> [DATA IN THIS EXERCISE]
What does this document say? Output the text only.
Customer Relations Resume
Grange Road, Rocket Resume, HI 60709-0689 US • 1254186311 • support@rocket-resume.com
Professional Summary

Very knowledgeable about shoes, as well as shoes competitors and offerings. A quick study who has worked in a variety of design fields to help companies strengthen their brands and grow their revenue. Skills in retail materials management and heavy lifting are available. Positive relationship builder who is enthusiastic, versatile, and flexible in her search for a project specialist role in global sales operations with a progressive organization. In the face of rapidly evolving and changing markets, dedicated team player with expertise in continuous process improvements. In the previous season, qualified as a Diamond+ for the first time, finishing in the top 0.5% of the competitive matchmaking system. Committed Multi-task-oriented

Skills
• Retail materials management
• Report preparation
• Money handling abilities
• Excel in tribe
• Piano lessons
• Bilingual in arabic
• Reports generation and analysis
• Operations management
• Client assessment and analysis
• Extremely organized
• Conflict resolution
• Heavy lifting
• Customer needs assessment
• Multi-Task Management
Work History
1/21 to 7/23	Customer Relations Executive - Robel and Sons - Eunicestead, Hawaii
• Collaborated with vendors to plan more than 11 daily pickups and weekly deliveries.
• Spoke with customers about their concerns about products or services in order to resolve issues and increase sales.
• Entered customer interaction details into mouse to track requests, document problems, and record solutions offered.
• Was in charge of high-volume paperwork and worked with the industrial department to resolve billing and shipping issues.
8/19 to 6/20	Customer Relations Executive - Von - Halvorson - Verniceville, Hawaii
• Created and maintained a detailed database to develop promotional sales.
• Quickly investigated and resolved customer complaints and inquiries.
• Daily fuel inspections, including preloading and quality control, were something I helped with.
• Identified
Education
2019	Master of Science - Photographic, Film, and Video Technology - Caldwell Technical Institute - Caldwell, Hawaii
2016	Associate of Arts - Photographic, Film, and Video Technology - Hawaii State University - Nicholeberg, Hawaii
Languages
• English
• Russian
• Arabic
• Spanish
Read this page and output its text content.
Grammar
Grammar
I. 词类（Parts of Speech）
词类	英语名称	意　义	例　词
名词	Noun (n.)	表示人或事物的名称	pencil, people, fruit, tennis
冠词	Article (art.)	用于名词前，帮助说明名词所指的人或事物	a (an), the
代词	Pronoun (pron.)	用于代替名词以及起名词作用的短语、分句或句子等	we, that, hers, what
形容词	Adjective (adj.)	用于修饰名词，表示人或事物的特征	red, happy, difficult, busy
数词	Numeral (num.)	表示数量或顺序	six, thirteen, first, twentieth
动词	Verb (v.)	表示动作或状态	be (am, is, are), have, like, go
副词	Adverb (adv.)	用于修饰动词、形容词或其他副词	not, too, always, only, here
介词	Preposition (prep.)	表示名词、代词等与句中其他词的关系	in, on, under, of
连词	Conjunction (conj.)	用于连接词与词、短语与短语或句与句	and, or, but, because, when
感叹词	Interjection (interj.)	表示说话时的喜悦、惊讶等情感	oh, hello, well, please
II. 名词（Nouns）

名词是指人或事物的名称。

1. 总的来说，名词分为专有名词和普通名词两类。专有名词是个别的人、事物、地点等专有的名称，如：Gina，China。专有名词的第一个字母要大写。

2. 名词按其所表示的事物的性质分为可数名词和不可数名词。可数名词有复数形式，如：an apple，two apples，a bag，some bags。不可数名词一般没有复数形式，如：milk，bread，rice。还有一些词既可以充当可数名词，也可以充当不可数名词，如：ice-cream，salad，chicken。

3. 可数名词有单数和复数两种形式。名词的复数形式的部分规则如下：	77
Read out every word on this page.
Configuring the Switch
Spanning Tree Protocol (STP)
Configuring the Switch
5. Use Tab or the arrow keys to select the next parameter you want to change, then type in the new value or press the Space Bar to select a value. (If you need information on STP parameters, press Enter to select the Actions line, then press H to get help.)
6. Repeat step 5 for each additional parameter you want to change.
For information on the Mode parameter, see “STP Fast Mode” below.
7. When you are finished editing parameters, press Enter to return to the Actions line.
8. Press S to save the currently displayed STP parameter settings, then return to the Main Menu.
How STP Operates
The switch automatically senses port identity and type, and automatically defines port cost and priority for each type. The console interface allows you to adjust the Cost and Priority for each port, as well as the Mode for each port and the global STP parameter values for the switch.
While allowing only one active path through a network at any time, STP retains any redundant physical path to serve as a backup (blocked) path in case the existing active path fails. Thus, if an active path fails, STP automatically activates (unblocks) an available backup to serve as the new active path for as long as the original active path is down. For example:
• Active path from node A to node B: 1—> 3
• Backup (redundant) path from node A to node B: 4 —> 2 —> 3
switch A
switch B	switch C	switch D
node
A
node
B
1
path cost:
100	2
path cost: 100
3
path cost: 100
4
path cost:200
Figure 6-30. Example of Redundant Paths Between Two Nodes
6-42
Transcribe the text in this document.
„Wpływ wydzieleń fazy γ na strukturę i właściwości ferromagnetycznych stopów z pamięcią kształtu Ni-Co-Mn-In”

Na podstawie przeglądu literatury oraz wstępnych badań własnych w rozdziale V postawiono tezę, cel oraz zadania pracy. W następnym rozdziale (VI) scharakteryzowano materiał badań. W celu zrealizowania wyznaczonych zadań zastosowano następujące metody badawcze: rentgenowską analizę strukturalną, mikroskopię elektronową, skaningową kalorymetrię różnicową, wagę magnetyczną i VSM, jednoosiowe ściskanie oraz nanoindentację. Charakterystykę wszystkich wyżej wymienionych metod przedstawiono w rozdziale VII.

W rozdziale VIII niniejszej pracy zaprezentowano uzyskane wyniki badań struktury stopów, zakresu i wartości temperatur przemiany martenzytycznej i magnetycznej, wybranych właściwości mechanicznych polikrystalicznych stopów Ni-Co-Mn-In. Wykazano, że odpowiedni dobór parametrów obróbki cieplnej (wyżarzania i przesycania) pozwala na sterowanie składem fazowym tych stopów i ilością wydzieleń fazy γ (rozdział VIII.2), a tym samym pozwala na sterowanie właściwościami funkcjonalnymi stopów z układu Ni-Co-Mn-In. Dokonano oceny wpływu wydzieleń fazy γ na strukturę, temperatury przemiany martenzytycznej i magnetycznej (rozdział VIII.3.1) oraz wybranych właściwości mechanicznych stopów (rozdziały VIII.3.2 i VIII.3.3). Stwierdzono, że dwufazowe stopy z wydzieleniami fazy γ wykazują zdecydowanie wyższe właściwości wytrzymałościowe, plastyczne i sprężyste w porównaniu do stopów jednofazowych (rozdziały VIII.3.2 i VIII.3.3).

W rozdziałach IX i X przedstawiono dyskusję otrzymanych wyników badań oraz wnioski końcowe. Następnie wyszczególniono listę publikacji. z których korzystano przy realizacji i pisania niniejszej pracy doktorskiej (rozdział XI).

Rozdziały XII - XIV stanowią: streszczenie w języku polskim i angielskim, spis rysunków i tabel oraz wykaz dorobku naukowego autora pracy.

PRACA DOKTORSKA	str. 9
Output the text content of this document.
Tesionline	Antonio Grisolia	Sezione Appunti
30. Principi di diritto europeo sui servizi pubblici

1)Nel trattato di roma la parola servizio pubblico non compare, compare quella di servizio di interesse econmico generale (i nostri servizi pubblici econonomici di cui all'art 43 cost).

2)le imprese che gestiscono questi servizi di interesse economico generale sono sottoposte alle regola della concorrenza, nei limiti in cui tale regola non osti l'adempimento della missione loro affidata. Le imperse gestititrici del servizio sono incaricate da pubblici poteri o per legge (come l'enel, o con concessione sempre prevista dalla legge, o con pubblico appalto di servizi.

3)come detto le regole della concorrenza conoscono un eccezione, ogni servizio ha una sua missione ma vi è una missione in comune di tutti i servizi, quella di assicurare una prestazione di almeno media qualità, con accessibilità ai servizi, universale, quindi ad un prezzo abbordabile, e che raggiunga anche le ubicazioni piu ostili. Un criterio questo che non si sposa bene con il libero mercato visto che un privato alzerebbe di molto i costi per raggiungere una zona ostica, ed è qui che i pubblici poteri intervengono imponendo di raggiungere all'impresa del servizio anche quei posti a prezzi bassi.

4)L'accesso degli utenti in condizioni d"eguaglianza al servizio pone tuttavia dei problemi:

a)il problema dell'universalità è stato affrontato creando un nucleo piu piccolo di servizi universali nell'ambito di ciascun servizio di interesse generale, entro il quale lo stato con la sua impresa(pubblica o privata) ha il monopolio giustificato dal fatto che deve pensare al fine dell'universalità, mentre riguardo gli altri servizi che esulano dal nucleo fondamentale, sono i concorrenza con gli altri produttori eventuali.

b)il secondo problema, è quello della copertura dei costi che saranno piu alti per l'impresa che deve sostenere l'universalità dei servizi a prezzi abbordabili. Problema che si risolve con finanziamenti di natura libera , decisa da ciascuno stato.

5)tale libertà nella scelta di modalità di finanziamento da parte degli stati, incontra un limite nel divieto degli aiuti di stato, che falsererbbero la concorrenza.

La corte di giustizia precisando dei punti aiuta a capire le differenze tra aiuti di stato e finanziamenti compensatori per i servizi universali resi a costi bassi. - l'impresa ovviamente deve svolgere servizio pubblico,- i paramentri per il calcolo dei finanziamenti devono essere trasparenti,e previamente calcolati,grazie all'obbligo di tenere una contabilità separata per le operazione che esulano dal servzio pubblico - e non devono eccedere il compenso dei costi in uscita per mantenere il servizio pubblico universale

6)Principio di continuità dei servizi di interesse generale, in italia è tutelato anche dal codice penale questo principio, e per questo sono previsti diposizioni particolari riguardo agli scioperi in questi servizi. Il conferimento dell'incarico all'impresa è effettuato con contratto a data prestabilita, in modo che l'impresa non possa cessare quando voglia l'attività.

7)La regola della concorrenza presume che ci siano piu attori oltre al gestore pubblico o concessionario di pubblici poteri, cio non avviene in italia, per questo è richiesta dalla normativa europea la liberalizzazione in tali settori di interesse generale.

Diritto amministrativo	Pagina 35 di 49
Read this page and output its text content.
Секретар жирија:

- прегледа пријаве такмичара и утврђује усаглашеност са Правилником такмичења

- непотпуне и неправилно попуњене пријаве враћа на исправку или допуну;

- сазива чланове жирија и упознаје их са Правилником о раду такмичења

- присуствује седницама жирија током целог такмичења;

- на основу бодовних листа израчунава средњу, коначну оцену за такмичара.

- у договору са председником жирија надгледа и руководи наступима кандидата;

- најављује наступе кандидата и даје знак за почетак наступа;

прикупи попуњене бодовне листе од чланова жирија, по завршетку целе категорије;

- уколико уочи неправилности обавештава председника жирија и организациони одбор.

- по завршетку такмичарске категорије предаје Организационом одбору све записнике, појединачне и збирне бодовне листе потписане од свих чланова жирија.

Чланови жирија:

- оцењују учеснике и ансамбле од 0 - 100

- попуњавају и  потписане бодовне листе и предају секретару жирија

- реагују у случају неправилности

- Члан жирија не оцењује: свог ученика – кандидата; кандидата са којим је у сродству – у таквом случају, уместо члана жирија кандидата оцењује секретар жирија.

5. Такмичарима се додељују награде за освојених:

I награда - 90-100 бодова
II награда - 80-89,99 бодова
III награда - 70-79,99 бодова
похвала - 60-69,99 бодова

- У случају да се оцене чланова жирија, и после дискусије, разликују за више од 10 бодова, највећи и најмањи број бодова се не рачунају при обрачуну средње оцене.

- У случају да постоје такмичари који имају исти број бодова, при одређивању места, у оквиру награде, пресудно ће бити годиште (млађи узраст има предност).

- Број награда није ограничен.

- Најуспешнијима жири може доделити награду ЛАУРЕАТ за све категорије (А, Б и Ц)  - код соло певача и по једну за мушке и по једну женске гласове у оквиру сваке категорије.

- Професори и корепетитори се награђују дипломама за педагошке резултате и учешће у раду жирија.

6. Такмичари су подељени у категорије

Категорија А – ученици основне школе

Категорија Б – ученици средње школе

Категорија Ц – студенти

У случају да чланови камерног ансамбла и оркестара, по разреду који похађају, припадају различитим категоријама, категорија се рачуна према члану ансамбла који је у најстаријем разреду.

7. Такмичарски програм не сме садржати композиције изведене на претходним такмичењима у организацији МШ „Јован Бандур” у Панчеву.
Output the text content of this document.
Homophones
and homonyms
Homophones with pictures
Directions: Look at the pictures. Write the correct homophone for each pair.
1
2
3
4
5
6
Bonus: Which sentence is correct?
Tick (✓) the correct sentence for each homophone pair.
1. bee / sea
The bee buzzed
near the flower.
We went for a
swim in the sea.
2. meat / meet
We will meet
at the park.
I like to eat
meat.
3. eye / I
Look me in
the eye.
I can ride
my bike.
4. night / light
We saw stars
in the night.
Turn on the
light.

> [WHAT YOU SHOULD DO] Gather each line that holds "бодовне".

> [ANSWER FOR THE TASK]
прикупи попуњене бодовне листе од чланова жирија, по завршетку целе категорије;
- по завршетку такмичарске категорије предаје Организационом одбору све записнике, појединачне и збирне бодовне листе потписане од свих чланова жирија.
- попуњавају и  потписане бодовне листе и предају секретару жирија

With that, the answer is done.